Exercise directions:
Reproduce every entry exactly as shown.

┄┄┄┄┄┄

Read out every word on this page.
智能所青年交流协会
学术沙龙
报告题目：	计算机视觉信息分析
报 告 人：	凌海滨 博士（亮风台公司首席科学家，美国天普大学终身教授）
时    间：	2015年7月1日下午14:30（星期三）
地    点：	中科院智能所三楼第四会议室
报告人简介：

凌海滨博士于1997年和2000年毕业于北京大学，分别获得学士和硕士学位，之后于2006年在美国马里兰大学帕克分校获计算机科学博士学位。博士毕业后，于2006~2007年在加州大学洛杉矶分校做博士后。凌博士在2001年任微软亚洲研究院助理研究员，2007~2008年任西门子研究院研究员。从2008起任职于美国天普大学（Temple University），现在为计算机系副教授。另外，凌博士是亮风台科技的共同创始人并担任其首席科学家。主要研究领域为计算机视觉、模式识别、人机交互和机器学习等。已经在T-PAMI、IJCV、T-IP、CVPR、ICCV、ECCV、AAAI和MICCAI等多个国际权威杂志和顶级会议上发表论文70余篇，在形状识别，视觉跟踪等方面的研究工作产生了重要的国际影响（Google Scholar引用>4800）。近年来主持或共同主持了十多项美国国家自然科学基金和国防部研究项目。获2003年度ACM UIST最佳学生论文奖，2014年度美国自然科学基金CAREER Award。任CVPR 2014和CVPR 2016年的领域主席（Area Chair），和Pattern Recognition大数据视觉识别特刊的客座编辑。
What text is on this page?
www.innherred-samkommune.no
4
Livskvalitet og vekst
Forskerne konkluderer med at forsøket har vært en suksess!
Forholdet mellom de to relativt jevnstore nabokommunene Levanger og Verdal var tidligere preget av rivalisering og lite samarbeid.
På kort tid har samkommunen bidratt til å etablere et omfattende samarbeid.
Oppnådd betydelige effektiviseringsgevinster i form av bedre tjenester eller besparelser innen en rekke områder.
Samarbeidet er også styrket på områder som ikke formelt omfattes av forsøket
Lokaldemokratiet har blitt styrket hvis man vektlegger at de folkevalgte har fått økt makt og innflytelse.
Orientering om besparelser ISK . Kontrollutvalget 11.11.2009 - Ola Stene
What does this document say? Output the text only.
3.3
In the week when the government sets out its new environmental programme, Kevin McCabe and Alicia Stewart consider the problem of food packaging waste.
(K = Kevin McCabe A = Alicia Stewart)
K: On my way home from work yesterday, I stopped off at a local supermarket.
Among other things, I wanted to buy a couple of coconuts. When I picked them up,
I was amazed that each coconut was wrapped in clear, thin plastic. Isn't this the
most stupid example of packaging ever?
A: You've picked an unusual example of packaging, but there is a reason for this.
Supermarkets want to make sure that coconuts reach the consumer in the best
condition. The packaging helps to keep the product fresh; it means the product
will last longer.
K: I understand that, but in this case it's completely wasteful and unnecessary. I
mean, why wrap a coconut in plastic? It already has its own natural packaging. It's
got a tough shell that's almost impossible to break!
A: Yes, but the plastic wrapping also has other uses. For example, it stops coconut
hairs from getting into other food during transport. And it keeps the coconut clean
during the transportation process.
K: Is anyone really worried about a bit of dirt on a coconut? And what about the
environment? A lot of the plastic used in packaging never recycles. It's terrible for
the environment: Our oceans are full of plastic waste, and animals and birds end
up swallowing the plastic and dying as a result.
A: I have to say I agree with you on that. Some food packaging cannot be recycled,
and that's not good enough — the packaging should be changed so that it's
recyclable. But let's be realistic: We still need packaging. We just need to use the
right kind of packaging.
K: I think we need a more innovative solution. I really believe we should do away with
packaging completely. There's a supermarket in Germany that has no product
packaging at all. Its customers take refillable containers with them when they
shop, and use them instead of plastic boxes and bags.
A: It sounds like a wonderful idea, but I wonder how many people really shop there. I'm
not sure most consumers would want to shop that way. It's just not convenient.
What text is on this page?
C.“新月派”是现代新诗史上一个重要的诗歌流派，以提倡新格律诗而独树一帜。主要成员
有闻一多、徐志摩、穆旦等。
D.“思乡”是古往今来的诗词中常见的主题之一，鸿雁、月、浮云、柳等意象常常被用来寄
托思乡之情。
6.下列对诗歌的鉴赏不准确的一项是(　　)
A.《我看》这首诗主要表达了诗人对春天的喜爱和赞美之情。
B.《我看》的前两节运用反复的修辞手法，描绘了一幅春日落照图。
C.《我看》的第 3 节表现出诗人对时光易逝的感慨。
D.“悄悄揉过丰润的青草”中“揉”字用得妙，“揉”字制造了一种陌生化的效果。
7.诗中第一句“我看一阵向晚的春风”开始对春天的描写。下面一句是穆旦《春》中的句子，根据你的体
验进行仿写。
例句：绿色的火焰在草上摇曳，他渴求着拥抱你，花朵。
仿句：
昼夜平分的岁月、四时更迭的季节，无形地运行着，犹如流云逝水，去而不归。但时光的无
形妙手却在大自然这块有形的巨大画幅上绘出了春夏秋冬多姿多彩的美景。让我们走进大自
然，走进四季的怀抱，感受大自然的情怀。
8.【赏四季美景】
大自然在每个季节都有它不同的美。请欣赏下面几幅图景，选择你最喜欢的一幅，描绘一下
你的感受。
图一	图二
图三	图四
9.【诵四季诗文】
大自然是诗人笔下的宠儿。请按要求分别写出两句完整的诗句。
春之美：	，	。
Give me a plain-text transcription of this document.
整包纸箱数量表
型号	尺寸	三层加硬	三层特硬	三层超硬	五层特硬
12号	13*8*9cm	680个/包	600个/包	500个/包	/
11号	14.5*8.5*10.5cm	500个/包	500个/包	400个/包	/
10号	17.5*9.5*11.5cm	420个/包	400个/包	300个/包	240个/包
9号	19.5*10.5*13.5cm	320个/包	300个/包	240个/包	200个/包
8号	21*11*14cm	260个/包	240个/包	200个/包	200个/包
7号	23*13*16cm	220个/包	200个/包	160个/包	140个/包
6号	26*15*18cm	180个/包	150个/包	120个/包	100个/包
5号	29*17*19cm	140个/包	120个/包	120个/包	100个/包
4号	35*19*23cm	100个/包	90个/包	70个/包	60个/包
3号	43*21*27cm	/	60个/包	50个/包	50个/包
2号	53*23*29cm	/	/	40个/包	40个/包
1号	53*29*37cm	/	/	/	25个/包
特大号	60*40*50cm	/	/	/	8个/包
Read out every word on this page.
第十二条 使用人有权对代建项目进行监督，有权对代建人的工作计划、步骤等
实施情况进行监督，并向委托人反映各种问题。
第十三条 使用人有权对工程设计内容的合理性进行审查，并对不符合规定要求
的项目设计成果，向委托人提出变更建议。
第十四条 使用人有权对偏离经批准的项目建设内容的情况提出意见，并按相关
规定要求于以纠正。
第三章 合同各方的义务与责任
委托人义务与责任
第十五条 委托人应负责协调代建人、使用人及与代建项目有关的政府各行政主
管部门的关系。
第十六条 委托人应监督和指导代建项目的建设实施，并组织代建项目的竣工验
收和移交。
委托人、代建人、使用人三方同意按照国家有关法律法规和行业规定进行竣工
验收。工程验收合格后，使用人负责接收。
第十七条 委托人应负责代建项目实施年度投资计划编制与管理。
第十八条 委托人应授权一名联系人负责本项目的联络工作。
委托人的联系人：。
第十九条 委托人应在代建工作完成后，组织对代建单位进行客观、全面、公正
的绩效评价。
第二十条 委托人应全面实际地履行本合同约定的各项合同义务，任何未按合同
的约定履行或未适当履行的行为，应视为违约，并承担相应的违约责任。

┄┄┄┄┄┄

Solution for this exercise:
Read out every word on this page.
智能所青年交流协会
学术沙龙
报告题目：	计算机视觉信息分析
报 告 人：	凌海滨 博士（亮风台公司首席科学家，美国天普大学终身教授）
时    间：	2015年7月1日下午14:30（星期三）
地    点：	中科院智能所三楼第四会议室
报告人简介：

凌海滨博士于1997年和2000年毕业于北京大学，分别获得学士和硕士学位，之后于2006年在美国马里兰大学帕克分校获计算机科学博士学位。博士毕业后，于2006~2007年在加州大学洛杉矶分校做博士后。凌博士在2001年任微软亚洲研究院助理研究员，2007~2008年任西门子研究院研究员。从2008起任职于美国天普大学（Temple University），现在为计算机系副教授。另外，凌博士是亮风台科技的共同创始人并担任其首席科学家。主要研究领域为计算机视觉、模式识别、人机交互和机器学习等。已经在T-PAMI、IJCV、T-IP、CVPR、ICCV、ECCV、AAAI和MICCAI等多个国际权威杂志和顶级会议上发表论文70余篇，在形状识别，视觉跟踪等方面的研究工作产生了重要的国际影响（Google Scholar引用>4800）。近年来主持或共同主持了十多项美国国家自然科学基金和国防部研究项目。获2003年度ACM UIST最佳学生论文奖，2014年度美国自然科学基金CAREER Award。任CVPR 2014和CVPR 2016年的领域主席（Area Chair），和Pattern Recognition大数据视觉识别特刊的客座编辑。
What text is on this page?
www.innherred-samkommune.no
4
Livskvalitet og vekst
Forskerne konkluderer med at forsøket har vært en suksess!
Forholdet mellom de to relativt jevnstore nabokommunene Levanger og Verdal var tidligere preget av rivalisering og lite samarbeid.
På kort tid har samkommunen bidratt til å etablere et omfattende samarbeid.
Oppnådd betydelige effektiviseringsgevinster i form av bedre tjenester eller besparelser innen en rekke områder.
Samarbeidet er også styrket på områder som ikke formelt omfattes av forsøket
Lokaldemokratiet har blitt styrket hvis man vektlegger at de folkevalgte har fått økt makt og innflytelse.
Orientering om besparelser ISK . Kontrollutvalget 11.11.2009 - Ola Stene
What does this document say? Output the text only.
3.3
In the week when the government sets out its new environmental programme, Kevin McCabe and Alicia Stewart consider the problem of food packaging waste.
(K = Kevin McCabe A = Alicia Stewart)
K: On my way home from work yesterday, I stopped off at a local supermarket.
Among other things, I wanted to buy a couple of coconuts. When I picked them up,
I was amazed that each coconut was wrapped in clear, thin plastic. Isn't this the
most stupid example of packaging ever?
A: You've picked an unusual example of packaging, but there is a reason for this.
Supermarkets want to make sure that coconuts reach the consumer in the best
condition. The packaging helps to keep the product fresh; it means the product
will last longer.
K: I understand that, but in this case it's completely wasteful and unnecessary. I
mean, why wrap a coconut in plastic? It already has its own natural packaging. It's
got a tough shell that's almost impossible to break!
A: Yes, but the plastic wrapping also has other uses. For example, it stops coconut
hairs from getting into other food during transport. And it keeps the coconut clean
during the transportation process.
K: Is anyone really worried about a bit of dirt on a coconut? And what about the
environment? A lot of the plastic used in packaging never recycles. It's terrible for
the environment: Our oceans are full of plastic waste, and animals and birds end
up swallowing the plastic and dying as a result.
A: I have to say I agree with you on that. Some food packaging cannot be recycled,
and that's not good enough — the packaging should be changed so that it's
recyclable. But let's be realistic: We still need packaging. We just need to use the
right kind of packaging.
K: I think we need a more innovative solution. I really believe we should do away with
packaging completely. There's a supermarket in Germany that has no product
packaging at all. Its customers take refillable containers with them when they
shop, and use them instead of plastic boxes and bags.
A: It sounds like a wonderful idea, but I wonder how many people really shop there. I'm
not sure most consumers would want to shop that way. It's just not convenient.
What text is on this page?
C.“新月派”是现代新诗史上一个重要的诗歌流派，以提倡新格律诗而独树一帜。主要成员
有闻一多、徐志摩、穆旦等。
D.“思乡”是古往今来的诗词中常见的主题之一，鸿雁、月、浮云、柳等意象常常被用来寄
托思乡之情。
6.下列对诗歌的鉴赏不准确的一项是(　　)
A.《我看》这首诗主要表达了诗人对春天的喜爱和赞美之情。
B.《我看》的前两节运用反复的修辞手法，描绘了一幅春日落照图。
C.《我看》的第 3 节表现出诗人对时光易逝的感慨。
D.“悄悄揉过丰润的青草”中“揉”字用得妙，“揉”字制造了一种陌生化的效果。
7.诗中第一句“我看一阵向晚的春风”开始对春天的描写。下面一句是穆旦《春》中的句子，根据你的体
验进行仿写。
例句：绿色的火焰在草上摇曳，他渴求着拥抱你，花朵。
仿句：
昼夜平分的岁月、四时更迭的季节，无形地运行着，犹如流云逝水，去而不归。但时光的无
形妙手却在大自然这块有形的巨大画幅上绘出了春夏秋冬多姿多彩的美景。让我们走进大自
然，走进四季的怀抱，感受大自然的情怀。
8.【赏四季美景】
大自然在每个季节都有它不同的美。请欣赏下面几幅图景，选择你最喜欢的一幅，描绘一下
你的感受。
图一	图二
图三	图四
9.【诵四季诗文】
大自然是诗人笔下的宠儿。请按要求分别写出两句完整的诗句。
春之美：	，	。
Give me a plain-text transcription of this document.
整包纸箱数量表
型号	尺寸	三层加硬	三层特硬	三层超硬	五层特硬
12号	13*8*9cm	680个/包	600个/包	500个/包	/
11号	14.5*8.5*10.5cm	500个/包	500个/包	400个/包	/
10号	17.5*9.5*11.5cm	420个/包	400个/包	300个/包	240个/包
9号	19.5*10.5*13.5cm	320个/包	300个/包	240个/包	200个/包
8号	21*11*14cm	260个/包	240个/包	200个/包	200个/包
7号	23*13*16cm	220个/包	200个/包	160个/包	140个/包
6号	26*15*18cm	180个/包	150个/包	120个/包	100个/包
5号	29*17*19cm	140个/包	120个/包	120个/包	100个/包
4号	35*19*23cm	100个/包	90个/包	70个/包	60个/包
3号	43*21*27cm	/	60个/包	50个/包	50个/包
2号	53*23*29cm	/	/	40个/包	40个/包
1号	53*29*37cm	/	/	/	25个/包
特大号	60*40*50cm	/	/	/	8个/包
Read out every word on this page.
第十二条 使用人有权对代建项目进行监督，有权对代建人的工作计划、步骤等
实施情况进行监督，并向委托人反映各种问题。
第十三条 使用人有权对工程设计内容的合理性进行审查，并对不符合规定要求
的项目设计成果，向委托人提出变更建议。
第十四条 使用人有权对偏离经批准的项目建设内容的情况提出意见，并按相关
规定要求于以纠正。
第三章 合同各方的义务与责任
委托人义务与责任
第十五条 委托人应负责协调代建人、使用人及与代建项目有关的政府各行政主
管部门的关系。
第十六条 委托人应监督和指导代建项目的建设实施，并组织代建项目的竣工验
收和移交。
委托人、代建人、使用人三方同意按照国家有关法律法规和行业规定进行竣工
验收。工程验收合格后，使用人负责接收。
第十七条 委托人应负责代建项目实施年度投资计划编制与管理。
第十八条 委托人应授权一名联系人负责本项目的联络工作。
委托人的联系人：。
第十九条 委托人应在代建工作完成后，组织对代建单位进行客观、全面、公正
的绩效评价。
第二十条 委托人应全面实际地履行本合同约定的各项合同义务，任何未按合同
的约定履行或未适当履行的行为，应视为违约，并承担相应的违约责任。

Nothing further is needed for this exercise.